> **WORK INSTRUCTIONS**: Each line of the data below that holds the word "Relative" is to be reported in full.

> **EXERCISE DATA**:
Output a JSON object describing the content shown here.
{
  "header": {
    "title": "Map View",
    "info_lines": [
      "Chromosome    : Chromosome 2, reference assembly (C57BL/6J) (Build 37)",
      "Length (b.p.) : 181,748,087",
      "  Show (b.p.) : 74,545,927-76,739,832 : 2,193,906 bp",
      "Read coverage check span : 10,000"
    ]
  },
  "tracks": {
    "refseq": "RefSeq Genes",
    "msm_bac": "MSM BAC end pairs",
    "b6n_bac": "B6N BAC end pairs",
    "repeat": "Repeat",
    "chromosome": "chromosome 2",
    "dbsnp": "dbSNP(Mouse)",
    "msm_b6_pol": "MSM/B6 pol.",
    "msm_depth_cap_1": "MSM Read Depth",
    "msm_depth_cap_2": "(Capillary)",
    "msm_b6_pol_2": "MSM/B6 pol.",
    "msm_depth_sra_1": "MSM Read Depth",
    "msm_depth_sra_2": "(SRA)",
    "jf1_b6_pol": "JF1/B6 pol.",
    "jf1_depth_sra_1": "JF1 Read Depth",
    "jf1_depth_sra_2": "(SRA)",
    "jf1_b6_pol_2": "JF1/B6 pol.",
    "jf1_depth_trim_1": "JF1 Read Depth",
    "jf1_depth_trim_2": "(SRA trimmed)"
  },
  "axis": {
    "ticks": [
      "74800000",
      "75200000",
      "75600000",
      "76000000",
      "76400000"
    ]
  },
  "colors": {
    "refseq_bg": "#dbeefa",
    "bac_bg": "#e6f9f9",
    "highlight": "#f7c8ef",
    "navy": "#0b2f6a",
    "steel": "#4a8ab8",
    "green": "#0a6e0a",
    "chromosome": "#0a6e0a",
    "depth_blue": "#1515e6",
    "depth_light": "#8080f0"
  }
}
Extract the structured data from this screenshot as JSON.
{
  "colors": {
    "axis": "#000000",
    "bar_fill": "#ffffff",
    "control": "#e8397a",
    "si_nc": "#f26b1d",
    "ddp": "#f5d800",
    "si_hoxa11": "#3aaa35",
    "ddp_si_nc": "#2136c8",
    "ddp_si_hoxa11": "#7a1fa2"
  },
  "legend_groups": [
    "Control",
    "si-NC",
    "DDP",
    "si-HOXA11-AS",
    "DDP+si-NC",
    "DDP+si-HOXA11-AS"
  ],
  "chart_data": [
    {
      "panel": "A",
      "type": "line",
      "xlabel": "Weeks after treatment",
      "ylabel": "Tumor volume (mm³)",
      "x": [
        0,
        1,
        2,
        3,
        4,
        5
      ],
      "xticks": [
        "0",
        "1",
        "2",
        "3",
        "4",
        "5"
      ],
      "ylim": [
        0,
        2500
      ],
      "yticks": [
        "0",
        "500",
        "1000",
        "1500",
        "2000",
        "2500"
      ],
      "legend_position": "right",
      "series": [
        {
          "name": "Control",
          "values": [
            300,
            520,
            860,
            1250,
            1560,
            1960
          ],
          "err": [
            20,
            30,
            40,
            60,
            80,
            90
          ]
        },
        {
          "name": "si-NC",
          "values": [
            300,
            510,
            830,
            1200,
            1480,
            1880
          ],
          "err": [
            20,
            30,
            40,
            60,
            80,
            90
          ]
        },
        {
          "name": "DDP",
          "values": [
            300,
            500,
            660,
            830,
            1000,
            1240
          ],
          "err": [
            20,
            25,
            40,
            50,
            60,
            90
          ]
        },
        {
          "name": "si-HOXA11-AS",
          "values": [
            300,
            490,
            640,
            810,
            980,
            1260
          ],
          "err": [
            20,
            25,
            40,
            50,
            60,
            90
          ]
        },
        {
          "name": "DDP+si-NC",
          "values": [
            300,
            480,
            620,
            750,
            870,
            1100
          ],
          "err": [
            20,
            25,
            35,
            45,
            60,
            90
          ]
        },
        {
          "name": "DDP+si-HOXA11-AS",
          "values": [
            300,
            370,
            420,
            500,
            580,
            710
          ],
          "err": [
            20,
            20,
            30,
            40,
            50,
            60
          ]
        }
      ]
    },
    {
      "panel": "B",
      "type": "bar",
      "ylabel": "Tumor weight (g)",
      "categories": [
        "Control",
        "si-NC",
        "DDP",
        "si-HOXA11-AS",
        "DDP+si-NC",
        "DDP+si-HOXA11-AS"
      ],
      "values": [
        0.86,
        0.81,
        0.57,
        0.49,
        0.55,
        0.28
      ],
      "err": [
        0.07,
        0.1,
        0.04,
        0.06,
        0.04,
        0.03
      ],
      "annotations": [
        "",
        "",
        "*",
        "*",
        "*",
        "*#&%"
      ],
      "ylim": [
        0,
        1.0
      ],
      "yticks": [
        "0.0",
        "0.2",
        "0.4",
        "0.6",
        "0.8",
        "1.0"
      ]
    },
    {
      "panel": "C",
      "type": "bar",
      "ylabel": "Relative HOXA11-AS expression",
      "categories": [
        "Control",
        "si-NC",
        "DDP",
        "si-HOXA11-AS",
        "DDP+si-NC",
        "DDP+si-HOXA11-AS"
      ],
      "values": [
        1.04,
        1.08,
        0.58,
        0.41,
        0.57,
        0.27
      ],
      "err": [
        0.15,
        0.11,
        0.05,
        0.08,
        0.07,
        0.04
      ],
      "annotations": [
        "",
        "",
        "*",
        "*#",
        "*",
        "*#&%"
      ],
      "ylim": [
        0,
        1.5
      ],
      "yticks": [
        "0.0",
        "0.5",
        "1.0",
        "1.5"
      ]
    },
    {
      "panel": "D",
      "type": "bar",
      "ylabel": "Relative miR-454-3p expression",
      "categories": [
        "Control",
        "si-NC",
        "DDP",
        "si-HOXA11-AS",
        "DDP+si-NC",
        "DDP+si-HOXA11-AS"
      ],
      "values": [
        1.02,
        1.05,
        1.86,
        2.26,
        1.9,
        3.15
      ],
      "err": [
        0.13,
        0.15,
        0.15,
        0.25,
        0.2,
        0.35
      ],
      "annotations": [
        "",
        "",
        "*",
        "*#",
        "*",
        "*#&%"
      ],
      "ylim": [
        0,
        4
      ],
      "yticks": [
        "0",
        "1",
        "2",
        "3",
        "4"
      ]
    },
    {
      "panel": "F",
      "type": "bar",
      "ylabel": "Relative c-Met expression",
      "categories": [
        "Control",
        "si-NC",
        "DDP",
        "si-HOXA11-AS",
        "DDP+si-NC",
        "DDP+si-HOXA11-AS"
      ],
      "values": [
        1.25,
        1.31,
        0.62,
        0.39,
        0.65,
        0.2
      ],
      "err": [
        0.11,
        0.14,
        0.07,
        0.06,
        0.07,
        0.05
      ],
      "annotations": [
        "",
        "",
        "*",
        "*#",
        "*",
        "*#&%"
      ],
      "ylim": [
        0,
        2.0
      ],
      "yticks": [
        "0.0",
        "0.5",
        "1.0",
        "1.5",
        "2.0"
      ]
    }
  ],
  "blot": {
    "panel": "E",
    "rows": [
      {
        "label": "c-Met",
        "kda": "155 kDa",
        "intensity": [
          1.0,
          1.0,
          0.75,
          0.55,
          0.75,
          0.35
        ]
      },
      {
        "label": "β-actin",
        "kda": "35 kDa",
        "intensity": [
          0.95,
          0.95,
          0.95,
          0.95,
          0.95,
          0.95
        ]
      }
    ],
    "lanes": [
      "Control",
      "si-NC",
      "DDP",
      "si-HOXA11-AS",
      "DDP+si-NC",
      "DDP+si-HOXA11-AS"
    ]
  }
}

> **SOLUTION**:
      "ylabel": "Relative HOXA11-AS expression",
      "ylabel": "Relative miR-454-3p expression",
      "ylabel": "Relative c-Met expression",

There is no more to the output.